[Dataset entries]
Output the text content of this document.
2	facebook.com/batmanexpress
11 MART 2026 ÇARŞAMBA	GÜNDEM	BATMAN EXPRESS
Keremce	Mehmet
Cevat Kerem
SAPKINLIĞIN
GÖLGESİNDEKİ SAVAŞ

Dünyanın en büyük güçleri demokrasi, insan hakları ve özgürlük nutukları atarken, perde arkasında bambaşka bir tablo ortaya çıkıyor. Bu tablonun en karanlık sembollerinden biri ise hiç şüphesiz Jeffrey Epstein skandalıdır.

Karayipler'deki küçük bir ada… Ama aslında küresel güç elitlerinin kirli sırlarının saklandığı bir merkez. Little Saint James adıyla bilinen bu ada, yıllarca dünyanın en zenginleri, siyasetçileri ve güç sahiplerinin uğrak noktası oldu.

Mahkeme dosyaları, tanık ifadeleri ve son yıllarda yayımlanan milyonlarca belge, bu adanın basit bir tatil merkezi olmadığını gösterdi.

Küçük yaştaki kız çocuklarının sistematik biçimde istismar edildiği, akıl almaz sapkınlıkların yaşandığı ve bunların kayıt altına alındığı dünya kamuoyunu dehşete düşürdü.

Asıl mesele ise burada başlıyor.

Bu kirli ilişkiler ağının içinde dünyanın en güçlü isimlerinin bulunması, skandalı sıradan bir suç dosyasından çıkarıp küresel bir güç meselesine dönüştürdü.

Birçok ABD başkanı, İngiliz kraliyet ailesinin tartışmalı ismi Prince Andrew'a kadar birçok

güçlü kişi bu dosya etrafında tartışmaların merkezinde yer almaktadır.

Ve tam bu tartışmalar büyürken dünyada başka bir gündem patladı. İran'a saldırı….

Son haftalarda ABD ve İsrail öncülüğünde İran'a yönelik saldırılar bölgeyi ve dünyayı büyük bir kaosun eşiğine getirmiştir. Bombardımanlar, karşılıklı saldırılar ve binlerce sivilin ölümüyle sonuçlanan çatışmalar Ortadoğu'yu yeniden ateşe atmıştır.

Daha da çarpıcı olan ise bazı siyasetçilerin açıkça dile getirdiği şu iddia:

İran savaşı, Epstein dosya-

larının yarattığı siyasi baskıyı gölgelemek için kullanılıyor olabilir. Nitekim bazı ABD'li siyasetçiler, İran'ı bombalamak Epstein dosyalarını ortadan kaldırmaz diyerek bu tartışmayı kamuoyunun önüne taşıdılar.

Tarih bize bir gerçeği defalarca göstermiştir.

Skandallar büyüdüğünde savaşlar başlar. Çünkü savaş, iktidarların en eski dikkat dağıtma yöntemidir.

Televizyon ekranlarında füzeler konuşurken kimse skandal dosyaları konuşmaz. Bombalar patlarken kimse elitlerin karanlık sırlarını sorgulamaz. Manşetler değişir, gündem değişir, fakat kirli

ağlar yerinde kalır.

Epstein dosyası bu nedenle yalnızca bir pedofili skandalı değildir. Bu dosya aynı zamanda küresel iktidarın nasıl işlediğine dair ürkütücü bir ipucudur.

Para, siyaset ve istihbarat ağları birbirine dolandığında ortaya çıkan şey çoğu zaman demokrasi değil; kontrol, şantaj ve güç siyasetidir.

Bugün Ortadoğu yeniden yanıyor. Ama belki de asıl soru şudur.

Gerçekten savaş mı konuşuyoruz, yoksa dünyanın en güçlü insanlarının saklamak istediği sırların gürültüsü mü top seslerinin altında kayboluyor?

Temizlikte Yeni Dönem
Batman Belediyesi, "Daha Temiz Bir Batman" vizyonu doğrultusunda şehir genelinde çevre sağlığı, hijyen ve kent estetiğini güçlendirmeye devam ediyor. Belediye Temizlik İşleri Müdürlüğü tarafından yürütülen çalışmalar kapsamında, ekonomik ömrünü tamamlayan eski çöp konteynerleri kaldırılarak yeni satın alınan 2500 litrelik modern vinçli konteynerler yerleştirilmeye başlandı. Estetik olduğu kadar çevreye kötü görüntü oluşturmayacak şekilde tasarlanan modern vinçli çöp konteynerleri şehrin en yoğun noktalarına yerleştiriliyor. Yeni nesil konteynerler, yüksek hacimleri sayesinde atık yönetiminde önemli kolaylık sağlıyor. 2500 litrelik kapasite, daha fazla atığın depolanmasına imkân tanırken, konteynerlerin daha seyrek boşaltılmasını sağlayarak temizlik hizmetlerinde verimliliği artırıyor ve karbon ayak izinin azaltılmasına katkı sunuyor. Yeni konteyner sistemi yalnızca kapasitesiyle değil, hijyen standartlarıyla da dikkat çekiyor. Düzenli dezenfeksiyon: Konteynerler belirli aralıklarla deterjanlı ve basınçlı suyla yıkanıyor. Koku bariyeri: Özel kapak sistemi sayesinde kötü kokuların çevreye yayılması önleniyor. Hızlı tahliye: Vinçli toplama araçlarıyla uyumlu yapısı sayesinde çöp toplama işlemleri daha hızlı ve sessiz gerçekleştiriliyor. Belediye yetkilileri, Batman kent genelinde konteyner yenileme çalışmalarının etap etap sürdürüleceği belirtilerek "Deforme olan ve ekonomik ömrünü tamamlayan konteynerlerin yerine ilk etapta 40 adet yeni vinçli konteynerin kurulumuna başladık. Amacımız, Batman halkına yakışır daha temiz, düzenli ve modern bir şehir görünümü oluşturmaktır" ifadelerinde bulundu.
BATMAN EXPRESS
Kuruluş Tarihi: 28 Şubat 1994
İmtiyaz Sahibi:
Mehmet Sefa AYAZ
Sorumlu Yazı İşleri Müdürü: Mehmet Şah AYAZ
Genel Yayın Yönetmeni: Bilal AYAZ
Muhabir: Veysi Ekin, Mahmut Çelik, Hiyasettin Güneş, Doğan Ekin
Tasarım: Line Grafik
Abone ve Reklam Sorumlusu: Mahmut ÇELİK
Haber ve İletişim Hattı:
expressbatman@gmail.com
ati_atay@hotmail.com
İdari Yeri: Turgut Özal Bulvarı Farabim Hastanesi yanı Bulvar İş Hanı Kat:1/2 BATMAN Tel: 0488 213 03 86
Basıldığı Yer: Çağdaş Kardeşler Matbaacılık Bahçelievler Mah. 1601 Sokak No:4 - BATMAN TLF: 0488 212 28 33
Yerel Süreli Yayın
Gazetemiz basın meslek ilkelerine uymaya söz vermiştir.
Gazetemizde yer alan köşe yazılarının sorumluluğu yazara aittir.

- **What to do**
Copy every line in the listing above where the string "güçlü" turns up.

- **Result of this exercise**
Bu kirli ilişkiler ağının içinde dünyanın en güçlü isimlerinin bulunması, skandalı sıradan bir suç dosyasından çıkarıp küresel bir güç meselesine dönüştürdü.
güçlü kişi bu dosya etrafında tartışmaların merkezinde yer almaktadır.
Gerçekten savaş mı konuşuyoruz, yoksa dünyanın en güçlü insanlarının saklamak istediği sırların gürültüsü mü top seslerinin altında kayboluyor?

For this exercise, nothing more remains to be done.